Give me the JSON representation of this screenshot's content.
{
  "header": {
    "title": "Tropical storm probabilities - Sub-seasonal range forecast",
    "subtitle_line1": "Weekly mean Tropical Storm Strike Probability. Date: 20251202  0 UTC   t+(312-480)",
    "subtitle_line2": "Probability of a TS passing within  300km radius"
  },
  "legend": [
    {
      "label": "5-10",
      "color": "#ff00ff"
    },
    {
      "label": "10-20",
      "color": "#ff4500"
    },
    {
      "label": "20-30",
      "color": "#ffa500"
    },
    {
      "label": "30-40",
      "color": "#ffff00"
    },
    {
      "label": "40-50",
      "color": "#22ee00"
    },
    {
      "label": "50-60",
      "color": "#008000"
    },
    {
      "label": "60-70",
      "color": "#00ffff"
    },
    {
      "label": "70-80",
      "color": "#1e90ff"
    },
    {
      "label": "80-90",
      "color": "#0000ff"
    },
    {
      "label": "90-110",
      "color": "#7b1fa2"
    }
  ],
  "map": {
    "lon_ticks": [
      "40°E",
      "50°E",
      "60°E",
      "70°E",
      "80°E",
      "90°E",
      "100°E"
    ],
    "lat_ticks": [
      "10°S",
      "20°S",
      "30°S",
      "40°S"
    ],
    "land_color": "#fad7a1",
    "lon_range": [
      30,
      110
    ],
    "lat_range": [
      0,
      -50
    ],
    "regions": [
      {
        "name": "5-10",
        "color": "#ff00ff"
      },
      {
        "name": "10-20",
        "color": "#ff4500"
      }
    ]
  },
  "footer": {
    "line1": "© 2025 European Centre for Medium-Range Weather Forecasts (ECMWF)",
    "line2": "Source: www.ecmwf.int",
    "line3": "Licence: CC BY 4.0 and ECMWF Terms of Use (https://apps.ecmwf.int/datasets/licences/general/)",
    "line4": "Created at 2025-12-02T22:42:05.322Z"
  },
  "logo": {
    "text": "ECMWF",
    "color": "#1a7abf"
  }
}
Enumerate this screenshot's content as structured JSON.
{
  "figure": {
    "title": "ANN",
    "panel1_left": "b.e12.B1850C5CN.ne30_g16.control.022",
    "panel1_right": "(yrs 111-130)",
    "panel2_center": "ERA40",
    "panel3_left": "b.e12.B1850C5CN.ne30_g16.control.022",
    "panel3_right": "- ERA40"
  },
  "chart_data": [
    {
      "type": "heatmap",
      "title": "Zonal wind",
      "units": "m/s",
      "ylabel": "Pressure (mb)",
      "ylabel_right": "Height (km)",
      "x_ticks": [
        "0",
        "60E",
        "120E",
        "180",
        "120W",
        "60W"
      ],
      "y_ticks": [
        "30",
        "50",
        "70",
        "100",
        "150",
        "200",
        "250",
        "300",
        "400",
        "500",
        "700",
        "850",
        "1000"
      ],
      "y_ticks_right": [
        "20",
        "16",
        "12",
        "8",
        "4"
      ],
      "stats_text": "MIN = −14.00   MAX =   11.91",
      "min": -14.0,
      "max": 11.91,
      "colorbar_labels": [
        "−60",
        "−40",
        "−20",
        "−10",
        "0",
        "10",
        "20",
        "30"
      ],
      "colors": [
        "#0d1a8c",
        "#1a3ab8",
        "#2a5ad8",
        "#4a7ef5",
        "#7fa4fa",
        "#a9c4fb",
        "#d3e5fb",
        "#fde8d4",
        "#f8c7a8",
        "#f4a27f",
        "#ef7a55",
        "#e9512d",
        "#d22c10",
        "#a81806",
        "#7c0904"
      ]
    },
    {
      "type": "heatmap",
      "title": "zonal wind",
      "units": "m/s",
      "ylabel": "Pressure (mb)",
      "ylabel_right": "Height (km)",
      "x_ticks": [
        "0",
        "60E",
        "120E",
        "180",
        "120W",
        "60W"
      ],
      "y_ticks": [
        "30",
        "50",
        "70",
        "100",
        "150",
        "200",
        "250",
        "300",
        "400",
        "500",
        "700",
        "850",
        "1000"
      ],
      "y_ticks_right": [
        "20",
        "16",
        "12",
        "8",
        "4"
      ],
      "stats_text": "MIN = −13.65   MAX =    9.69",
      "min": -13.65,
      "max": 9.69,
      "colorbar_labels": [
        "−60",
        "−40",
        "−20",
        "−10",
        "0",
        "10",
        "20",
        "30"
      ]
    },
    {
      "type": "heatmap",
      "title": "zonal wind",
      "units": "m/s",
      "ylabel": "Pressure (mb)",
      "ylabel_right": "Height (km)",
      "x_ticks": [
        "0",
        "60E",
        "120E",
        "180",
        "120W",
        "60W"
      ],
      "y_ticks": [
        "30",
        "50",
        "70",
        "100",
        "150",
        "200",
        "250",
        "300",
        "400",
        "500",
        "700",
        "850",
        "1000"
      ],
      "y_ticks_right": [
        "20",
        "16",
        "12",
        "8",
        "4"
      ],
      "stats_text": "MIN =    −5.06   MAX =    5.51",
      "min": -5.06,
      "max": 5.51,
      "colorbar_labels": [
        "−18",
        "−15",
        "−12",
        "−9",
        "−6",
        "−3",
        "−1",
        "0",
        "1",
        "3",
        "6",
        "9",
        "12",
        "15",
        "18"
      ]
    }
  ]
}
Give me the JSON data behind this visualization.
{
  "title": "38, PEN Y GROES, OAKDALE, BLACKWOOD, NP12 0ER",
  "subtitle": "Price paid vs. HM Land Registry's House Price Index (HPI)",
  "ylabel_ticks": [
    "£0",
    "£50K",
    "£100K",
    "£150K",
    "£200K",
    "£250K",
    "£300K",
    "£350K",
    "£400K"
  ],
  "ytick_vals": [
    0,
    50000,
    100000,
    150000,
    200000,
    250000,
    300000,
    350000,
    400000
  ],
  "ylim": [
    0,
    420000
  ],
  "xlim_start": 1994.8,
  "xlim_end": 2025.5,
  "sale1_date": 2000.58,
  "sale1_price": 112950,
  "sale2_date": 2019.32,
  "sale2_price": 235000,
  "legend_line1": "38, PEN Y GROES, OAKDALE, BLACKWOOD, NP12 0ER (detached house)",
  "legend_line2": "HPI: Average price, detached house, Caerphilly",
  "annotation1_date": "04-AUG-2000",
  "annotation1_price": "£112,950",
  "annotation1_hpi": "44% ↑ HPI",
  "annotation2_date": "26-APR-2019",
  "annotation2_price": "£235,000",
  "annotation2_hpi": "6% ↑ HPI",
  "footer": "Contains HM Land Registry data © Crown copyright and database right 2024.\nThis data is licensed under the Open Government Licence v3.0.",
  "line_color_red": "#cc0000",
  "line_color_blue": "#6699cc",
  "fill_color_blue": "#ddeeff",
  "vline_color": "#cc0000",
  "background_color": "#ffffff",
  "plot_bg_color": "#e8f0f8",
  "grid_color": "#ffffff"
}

- - - - -

Required work -
All of the entries should be written out again exactly.

Task response -
Give me the JSON representation of this screenshot's content.
{
  "header": {
    "title": "Tropical storm probabilities - Sub-seasonal range forecast",
    "subtitle_line1": "Weekly mean Tropical Storm Strike Probability. Date: 20251202  0 UTC   t+(312-480)",
    "subtitle_line2": "Probability of a TS passing within  300km radius"
  },
  "legend": [
    {
      "label": "5-10",
      "color": "#ff00ff"
    },
    {
      "label": "10-20",
      "color": "#ff4500"
    },
    {
      "label": "20-30",
      "color": "#ffa500"
    },
    {
      "label": "30-40",
      "color": "#ffff00"
    },
    {
      "label": "40-50",
      "color": "#22ee00"
    },
    {
      "label": "50-60",
      "color": "#008000"
    },
    {
      "label": "60-70",
      "color": "#00ffff"
    },
    {
      "label": "70-80",
      "color": "#1e90ff"
    },
    {
      "label": "80-90",
      "color": "#0000ff"
    },
    {
      "label": "90-110",
      "color": "#7b1fa2"
    }
  ],
  "map": {
    "lon_ticks": [
      "40°E",
      "50°E",
      "60°E",
      "70°E",
      "80°E",
      "90°E",
      "100°E"
    ],
    "lat_ticks": [
      "10°S",
      "20°S",
      "30°S",
      "40°S"
    ],
    "land_color": "#fad7a1",
    "lon_range": [
      30,
      110
    ],
    "lat_range": [
      0,
      -50
    ],
    "regions": [
      {
        "name": "5-10",
        "color": "#ff00ff"
      },
      {
        "name": "10-20",
        "color": "#ff4500"
      }
    ]
  },
  "footer": {
    "line1": "© 2025 European Centre for Medium-Range Weather Forecasts (ECMWF)",
    "line2": "Source: www.ecmwf.int",
    "line3": "Licence: CC BY 4.0 and ECMWF Terms of Use (https://apps.ecmwf.int/datasets/licences/general/)",
    "line4": "Created at 2025-12-02T22:42:05.322Z"
  },
  "logo": {
    "text": "ECMWF",
    "color": "#1a7abf"
  }
}
Enumerate this screenshot's content as structured JSON.
{
  "figure": {
    "title": "ANN",
    "panel1_left": "b.e12.B1850C5CN.ne30_g16.control.022",
    "panel1_right": "(yrs 111-130)",
    "panel2_center": "ERA40",
    "panel3_left": "b.e12.B1850C5CN.ne30_g16.control.022",
    "panel3_right": "- ERA40"
  },
  "chart_data": [
    {
      "type": "heatmap",
      "title": "Zonal wind",
      "units": "m/s",
      "ylabel": "Pressure (mb)",
      "ylabel_right": "Height (km)",
      "x_ticks": [
        "0",
        "60E",
        "120E",
        "180",
        "120W",
        "60W"
      ],
      "y_ticks": [
        "30",
        "50",
        "70",
        "100",
        "150",
        "200",
        "250",
        "300",
        "400",
        "500",
        "700",
        "850",
        "1000"
      ],
      "y_ticks_right": [
        "20",
        "16",
        "12",
        "8",
        "4"
      ],
      "stats_text": "MIN = −14.00   MAX =   11.91",
      "min": -14.0,
      "max": 11.91,
      "colorbar_labels": [
        "−60",
        "−40",
        "−20",
        "−10",
        "0",
        "10",
        "20",
        "30"
      ],
      "colors": [
        "#0d1a8c",
        "#1a3ab8",
        "#2a5ad8",
        "#4a7ef5",
        "#7fa4fa",
        "#a9c4fb",
        "#d3e5fb",
        "#fde8d4",
        "#f8c7a8",
        "#f4a27f",
        "#ef7a55",
        "#e9512d",
        "#d22c10",
        "#a81806",
        "#7c0904"
      ]
    },
    {
      "type": "heatmap",
      "title": "zonal wind",
      "units": "m/s",
      "ylabel": "Pressure (mb)",
      "ylabel_right": "Height (km)",
      "x_ticks": [
        "0",
        "60E",
        "120E",
        "180",
        "120W",
        "60W"
      ],
      "y_ticks": [
        "30",
        "50",
        "70",
        "100",
        "150",
        "200",
        "250",
        "300",
        "400",
        "500",
        "700",
        "850",
        "1000"
      ],
      "y_ticks_right": [
        "20",
        "16",
        "12",
        "8",
        "4"
      ],
      "stats_text": "MIN = −13.65   MAX =    9.69",
      "min": -13.65,
      "max": 9.69,
      "colorbar_labels": [
        "−60",
        "−40",
        "−20",
        "−10",
        "0",
        "10",
        "20",
        "30"
      ]
    },
    {
      "type": "heatmap",
      "title": "zonal wind",
      "units": "m/s",
      "ylabel": "Pressure (mb)",
      "ylabel_right": "Height (km)",
      "x_ticks": [
        "0",
        "60E",
        "120E",
        "180",
        "120W",
        "60W"
      ],
      "y_ticks": [
        "30",
        "50",
        "70",
        "100",
        "150",
        "200",
        "250",
        "300",
        "400",
        "500",
        "700",
        "850",
        "1000"
      ],
      "y_ticks_right": [
        "20",
        "16",
        "12",
        "8",
        "4"
      ],
      "stats_text": "MIN =    −5.06   MAX =    5.51",
      "min": -5.06,
      "max": 5.51,
      "colorbar_labels": [
        "−18",
        "−15",
        "−12",
        "−9",
        "−6",
        "−3",
        "−1",
        "0",
        "1",
        "3",
        "6",
        "9",
        "12",
        "15",
        "18"
      ]
    }
  ]
}
Give me the JSON data behind this visualization.
{
  "title": "38, PEN Y GROES, OAKDALE, BLACKWOOD, NP12 0ER",
  "subtitle": "Price paid vs. HM Land Registry's House Price Index (HPI)",
  "ylabel_ticks": [
    "£0",
    "£50K",
    "£100K",
    "£150K",
    "£200K",
    "£250K",
    "£300K",
    "£350K",
    "£400K"
  ],
  "ytick_vals": [
    0,
    50000,
    100000,
    150000,
    200000,
    250000,
    300000,
    350000,
    400000
  ],
  "ylim": [
    0,
    420000
  ],
  "xlim_start": 1994.8,
  "xlim_end": 2025.5,
  "sale1_date": 2000.58,
  "sale1_price": 112950,
  "sale2_date": 2019.32,
  "sale2_price": 235000,
  "legend_line1": "38, PEN Y GROES, OAKDALE, BLACKWOOD, NP12 0ER (detached house)",
  "legend_line2": "HPI: Average price, detached house, Caerphilly",
  "annotation1_date": "04-AUG-2000",
  "annotation1_price": "£112,950",
  "annotation1_hpi": "44% ↑ HPI",
  "annotation2_date": "26-APR-2019",
  "annotation2_price": "£235,000",
  "annotation2_hpi": "6% ↑ HPI",
  "footer": "Contains HM Land Registry data © Crown copyright and database right 2024.\nThis data is licensed under the Open Government Licence v3.0.",
  "line_color_red": "#cc0000",
  "line_color_blue": "#6699cc",
  "fill_color_blue": "#ddeeff",
  "vline_color": "#cc0000",
  "background_color": "#ffffff",
  "plot_bg_color": "#e8f0f8",
  "grid_color": "#ffffff"
}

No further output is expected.